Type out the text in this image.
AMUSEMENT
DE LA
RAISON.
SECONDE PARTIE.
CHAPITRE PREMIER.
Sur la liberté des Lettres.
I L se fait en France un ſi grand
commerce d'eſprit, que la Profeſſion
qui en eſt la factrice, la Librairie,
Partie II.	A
══════════════════════════════
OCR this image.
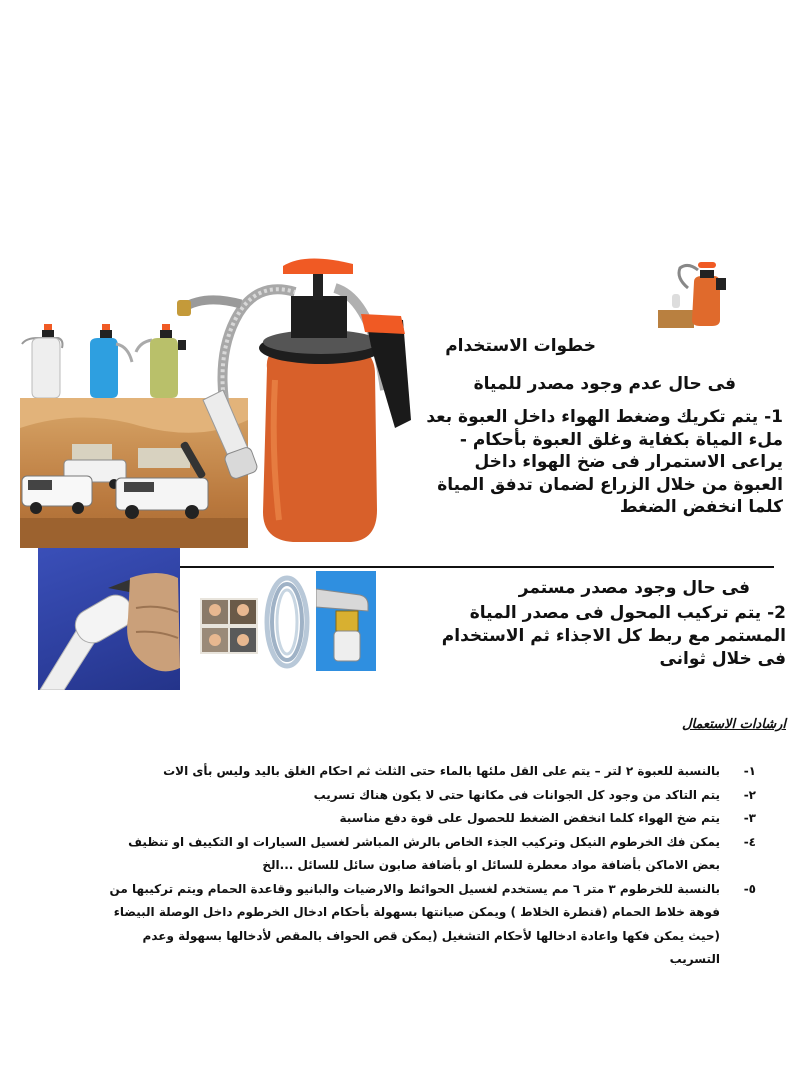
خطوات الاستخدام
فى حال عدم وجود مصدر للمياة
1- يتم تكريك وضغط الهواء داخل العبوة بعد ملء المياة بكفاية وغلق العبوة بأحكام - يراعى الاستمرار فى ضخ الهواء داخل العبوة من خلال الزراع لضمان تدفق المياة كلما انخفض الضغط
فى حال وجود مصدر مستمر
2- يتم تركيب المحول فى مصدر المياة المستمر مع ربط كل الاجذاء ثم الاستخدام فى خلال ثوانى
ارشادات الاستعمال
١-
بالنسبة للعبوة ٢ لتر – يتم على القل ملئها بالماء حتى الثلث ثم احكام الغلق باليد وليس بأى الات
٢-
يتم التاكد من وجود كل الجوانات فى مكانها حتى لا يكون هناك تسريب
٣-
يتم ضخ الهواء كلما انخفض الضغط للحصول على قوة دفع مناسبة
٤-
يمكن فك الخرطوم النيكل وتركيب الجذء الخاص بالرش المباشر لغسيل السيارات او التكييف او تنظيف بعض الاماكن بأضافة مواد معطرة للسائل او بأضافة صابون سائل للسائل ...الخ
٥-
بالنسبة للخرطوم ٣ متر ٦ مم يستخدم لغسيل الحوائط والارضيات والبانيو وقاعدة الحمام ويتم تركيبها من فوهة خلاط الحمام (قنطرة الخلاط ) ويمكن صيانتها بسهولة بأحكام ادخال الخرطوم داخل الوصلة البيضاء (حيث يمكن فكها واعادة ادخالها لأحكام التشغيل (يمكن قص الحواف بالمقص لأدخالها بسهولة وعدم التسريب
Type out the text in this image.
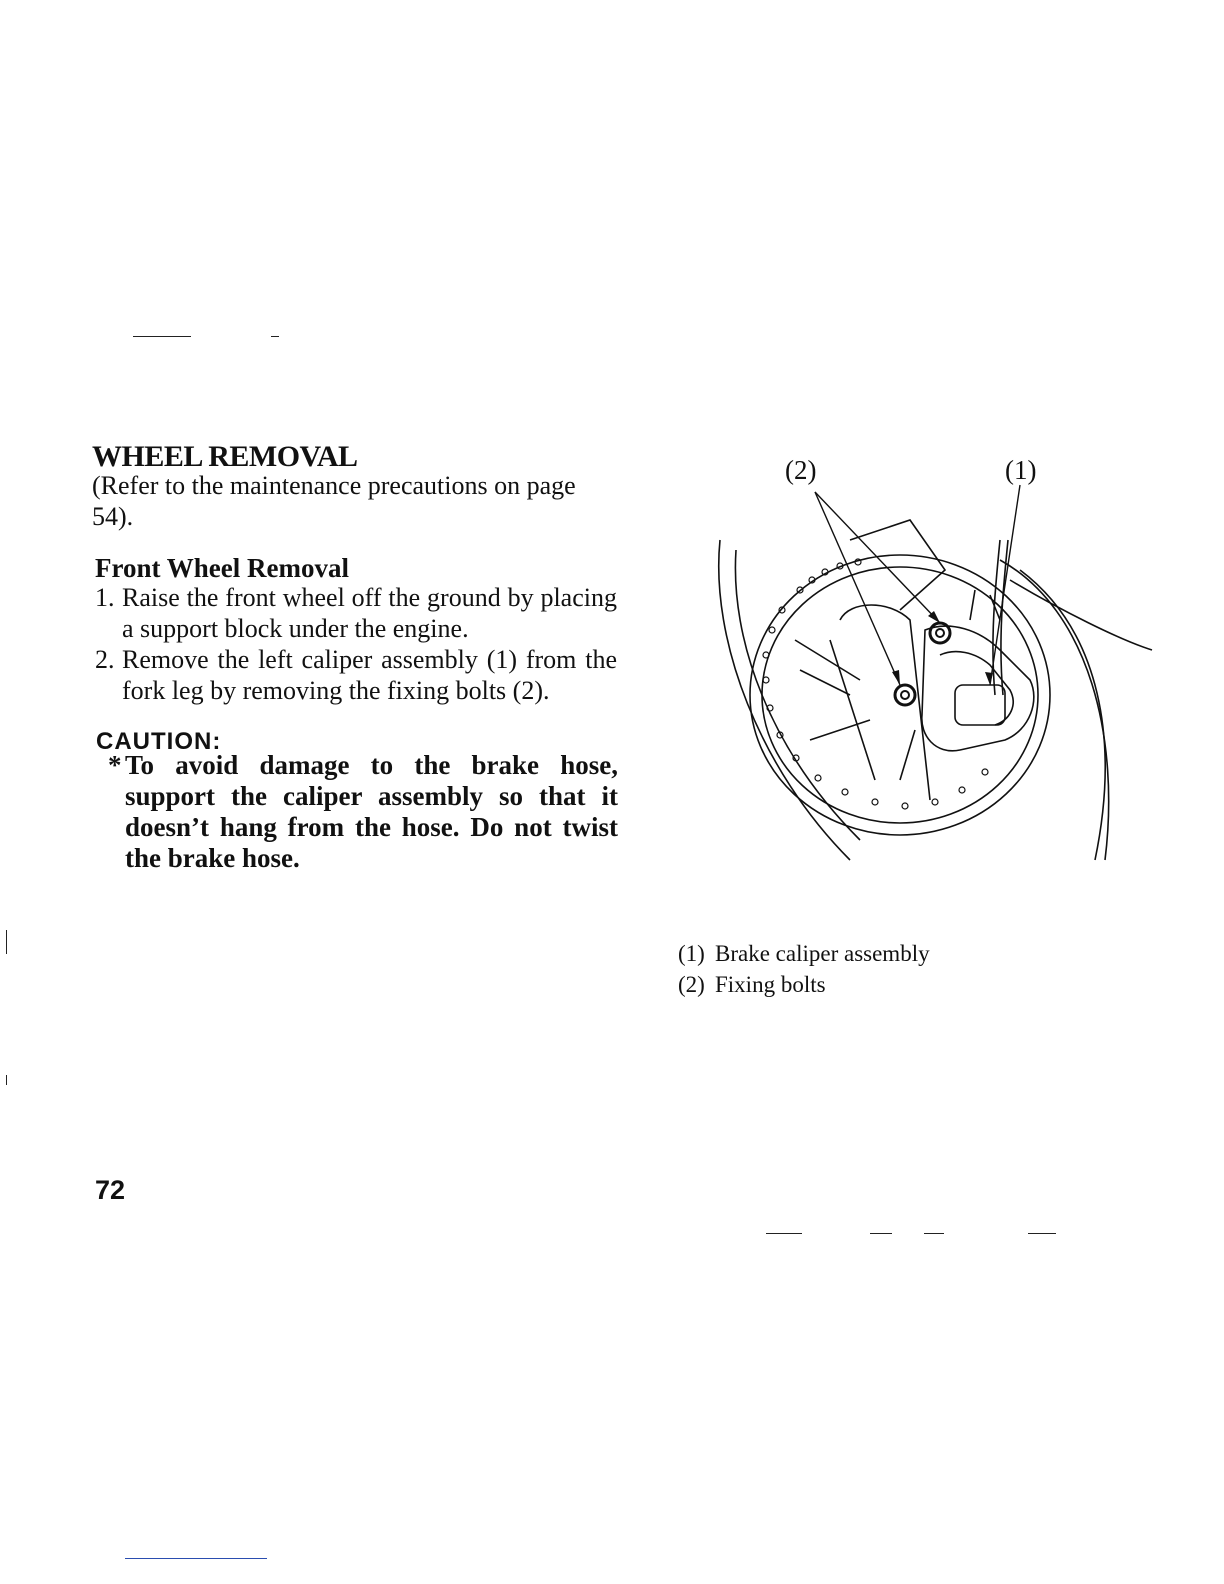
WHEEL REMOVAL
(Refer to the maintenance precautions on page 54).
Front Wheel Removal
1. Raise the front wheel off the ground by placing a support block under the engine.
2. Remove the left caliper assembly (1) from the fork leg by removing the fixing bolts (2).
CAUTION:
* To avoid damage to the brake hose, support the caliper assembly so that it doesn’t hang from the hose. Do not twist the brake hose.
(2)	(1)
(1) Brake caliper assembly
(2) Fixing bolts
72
══════════════════════════════
* The exercise
Where a line above includes "خلال", copy that line.

* Solution to the problem
1- يتم تكريك وضغط الهواء داخل العبوة بعد ملء المياة بكفاية وغلق العبوة بأحكام - يراعى الاستمرار فى ضخ الهواء داخل العبوة من خلال الزراع لضمان تدفق المياة كلما انخفض الضغط
2- يتم تركيب المحول فى مصدر المياة المستمر مع ربط كل الاجذاء ثم الاستخدام فى خلال ثوانى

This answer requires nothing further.